▸ GOAL OF THE EXERCISE
From the listing below, extract each line containing the string "الحديث".

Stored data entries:
◇ ◇ ◇ ◇
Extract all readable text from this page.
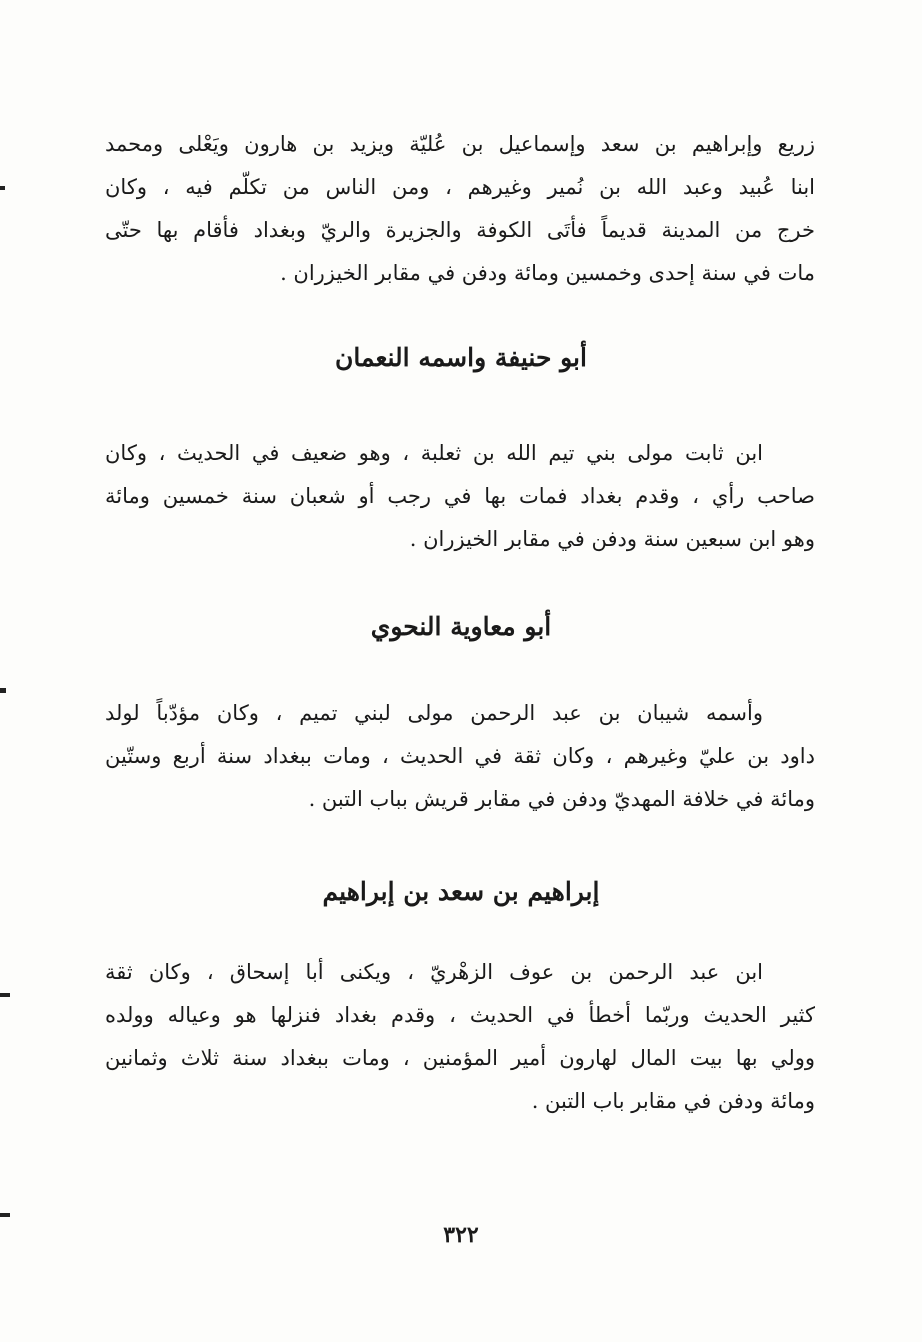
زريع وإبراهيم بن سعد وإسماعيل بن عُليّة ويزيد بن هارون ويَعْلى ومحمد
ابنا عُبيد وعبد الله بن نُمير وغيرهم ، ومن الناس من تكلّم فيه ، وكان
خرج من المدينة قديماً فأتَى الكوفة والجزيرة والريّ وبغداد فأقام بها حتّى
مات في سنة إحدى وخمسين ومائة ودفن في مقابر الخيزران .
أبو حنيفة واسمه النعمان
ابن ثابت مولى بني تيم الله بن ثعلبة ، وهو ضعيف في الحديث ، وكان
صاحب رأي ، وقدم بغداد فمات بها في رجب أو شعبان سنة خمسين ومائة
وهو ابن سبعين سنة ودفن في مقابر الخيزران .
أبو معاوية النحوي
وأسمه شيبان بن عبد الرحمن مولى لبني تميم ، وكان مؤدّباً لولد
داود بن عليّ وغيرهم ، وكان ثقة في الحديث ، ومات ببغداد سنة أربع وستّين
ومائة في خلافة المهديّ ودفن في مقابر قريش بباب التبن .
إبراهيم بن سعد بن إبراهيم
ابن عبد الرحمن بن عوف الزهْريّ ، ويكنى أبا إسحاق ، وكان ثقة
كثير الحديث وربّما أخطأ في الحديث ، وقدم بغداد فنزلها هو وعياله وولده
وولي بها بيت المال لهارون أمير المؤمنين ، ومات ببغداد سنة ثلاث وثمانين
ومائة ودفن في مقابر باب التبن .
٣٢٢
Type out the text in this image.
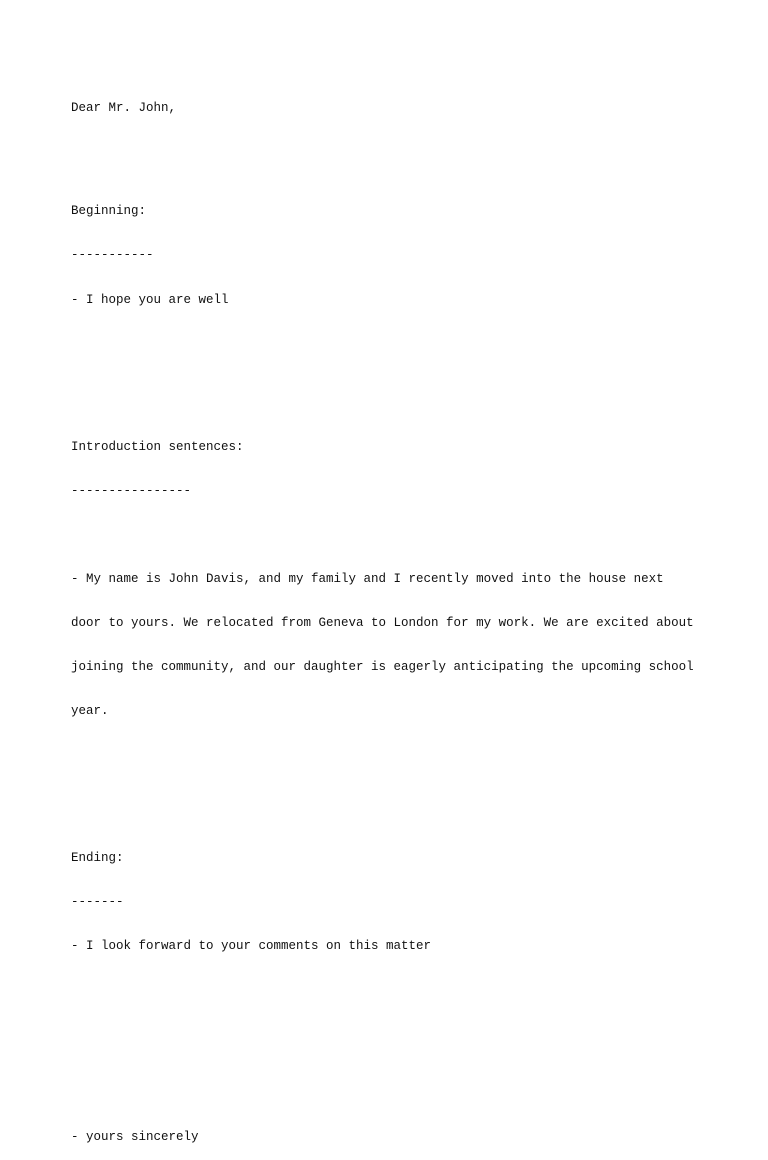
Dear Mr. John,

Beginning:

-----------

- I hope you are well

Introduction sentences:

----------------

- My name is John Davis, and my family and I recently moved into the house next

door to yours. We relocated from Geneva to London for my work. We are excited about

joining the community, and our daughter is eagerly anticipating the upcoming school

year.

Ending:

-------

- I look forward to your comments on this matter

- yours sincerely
◇ ◇ ◇ ◇
▸ FULL RESPONSE
ابن ثابت مولى بني تيم الله بن ثعلبة ، وهو ضعيف في الحديث ، وكان
داود بن عليّ وغيرهم ، وكان ثقة في الحديث ، ومات ببغداد سنة أربع وستّين
كثير الحديث وربّما أخطأ في الحديث ، وقدم بغداد فنزلها هو وعياله وولده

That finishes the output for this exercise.